» **Set exercise**
Gather the lines below that include the string "ἐπεὶ", copying each in full.

» **Records for the exercise**
start

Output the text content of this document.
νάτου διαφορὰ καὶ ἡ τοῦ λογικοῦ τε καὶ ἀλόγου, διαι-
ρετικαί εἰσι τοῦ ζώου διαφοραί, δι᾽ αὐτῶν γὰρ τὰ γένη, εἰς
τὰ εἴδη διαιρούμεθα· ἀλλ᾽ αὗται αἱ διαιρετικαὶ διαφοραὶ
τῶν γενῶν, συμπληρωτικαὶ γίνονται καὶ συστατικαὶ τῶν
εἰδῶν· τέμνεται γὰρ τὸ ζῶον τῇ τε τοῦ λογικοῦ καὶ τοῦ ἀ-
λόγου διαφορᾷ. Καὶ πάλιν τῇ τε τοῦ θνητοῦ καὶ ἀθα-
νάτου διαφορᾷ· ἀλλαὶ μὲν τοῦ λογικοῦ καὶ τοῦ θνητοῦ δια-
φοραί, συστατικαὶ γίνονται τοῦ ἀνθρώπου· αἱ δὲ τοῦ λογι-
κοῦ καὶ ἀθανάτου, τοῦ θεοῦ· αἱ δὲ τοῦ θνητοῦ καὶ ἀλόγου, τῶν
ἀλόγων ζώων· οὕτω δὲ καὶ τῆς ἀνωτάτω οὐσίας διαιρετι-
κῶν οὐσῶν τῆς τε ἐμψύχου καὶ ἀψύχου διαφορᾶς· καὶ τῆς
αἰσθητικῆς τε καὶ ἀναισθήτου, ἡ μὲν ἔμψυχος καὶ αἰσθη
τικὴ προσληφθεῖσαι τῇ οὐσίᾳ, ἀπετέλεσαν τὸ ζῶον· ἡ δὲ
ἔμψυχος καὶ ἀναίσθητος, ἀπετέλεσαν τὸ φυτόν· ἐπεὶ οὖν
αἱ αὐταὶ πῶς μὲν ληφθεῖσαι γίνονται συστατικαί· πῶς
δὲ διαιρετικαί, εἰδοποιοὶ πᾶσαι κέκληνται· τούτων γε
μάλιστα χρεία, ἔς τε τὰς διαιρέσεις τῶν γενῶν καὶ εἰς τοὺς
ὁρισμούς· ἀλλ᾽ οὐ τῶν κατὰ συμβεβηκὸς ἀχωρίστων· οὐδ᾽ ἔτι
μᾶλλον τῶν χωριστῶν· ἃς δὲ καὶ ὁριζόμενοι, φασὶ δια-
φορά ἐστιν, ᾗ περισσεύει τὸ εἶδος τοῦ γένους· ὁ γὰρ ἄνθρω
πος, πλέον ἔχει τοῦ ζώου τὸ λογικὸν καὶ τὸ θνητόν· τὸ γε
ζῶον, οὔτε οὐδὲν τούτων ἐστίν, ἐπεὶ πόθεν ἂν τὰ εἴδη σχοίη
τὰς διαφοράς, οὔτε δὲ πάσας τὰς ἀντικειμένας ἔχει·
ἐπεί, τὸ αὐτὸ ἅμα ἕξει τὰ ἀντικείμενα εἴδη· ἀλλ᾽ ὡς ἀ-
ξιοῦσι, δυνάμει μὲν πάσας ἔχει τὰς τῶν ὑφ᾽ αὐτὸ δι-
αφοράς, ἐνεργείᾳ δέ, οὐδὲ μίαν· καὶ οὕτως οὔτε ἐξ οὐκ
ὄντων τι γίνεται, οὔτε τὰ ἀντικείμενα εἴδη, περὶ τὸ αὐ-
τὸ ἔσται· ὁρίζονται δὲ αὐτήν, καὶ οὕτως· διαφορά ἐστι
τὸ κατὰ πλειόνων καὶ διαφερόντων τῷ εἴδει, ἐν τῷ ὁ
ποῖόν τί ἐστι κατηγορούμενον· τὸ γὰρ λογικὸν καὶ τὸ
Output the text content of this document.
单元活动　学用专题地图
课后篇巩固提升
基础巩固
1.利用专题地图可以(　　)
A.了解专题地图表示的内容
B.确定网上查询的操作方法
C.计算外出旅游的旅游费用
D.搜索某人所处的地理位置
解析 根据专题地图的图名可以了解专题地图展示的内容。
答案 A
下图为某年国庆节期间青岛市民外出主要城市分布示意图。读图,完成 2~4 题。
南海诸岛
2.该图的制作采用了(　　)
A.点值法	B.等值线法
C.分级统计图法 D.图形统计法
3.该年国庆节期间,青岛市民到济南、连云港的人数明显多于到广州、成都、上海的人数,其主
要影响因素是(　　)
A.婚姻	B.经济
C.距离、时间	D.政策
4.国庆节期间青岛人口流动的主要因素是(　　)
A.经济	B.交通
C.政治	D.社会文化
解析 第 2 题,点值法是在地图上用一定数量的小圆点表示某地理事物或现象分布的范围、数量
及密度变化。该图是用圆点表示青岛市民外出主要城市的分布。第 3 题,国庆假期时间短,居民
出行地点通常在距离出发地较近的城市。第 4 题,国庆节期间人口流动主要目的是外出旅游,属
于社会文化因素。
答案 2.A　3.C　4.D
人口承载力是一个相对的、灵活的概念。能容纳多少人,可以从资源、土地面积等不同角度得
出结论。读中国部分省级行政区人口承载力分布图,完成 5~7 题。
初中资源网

end

» **Correct answer**
ἔμψυχος καὶ ἀναίσθητος, ἀπετέλεσαν τὸ φυτόν· ἐπεὶ οὖν
ζῶον, οὔτε οὐδὲν τούτων ἐστίν, ἐπεὶ πόθεν ἂν τὰ εἴδη σχοίη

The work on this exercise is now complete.